YOUR GOAL —
Every record here should be printed again exactly.

INFORMATION PROVIDED —
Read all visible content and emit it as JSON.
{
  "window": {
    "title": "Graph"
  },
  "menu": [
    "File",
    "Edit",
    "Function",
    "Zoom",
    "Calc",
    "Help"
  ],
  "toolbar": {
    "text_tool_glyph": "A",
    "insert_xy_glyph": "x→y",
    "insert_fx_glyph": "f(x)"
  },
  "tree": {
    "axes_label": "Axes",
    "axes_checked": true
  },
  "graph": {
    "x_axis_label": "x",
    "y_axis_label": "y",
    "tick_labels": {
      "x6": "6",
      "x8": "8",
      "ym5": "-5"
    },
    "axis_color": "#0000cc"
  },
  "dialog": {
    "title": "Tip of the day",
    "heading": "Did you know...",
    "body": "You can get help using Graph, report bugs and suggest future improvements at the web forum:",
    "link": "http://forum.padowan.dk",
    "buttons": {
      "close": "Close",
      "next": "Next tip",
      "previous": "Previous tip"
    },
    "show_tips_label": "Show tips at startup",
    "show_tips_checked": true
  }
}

WORKED ANSWER —
Read all visible content and emit it as JSON.
{
  "window": {
    "title": "Graph"
  },
  "menu": [
    "File",
    "Edit",
    "Function",
    "Zoom",
    "Calc",
    "Help"
  ],
  "toolbar": {
    "text_tool_glyph": "A",
    "insert_xy_glyph": "x→y",
    "insert_fx_glyph": "f(x)"
  },
  "tree": {
    "axes_label": "Axes",
    "axes_checked": true
  },
  "graph": {
    "x_axis_label": "x",
    "y_axis_label": "y",
    "tick_labels": {
      "x6": "6",
      "x8": "8",
      "ym5": "-5"
    },
    "axis_color": "#0000cc"
  },
  "dialog": {
    "title": "Tip of the day",
    "heading": "Did you know...",
    "body": "You can get help using Graph, report bugs and suggest future improvements at the web forum:",
    "link": "http://forum.padowan.dk",
    "buttons": {
      "close": "Close",
      "next": "Next tip",
      "previous": "Previous tip"
    },
    "show_tips_label": "Show tips at startup",
    "show_tips_checked": true
  }
}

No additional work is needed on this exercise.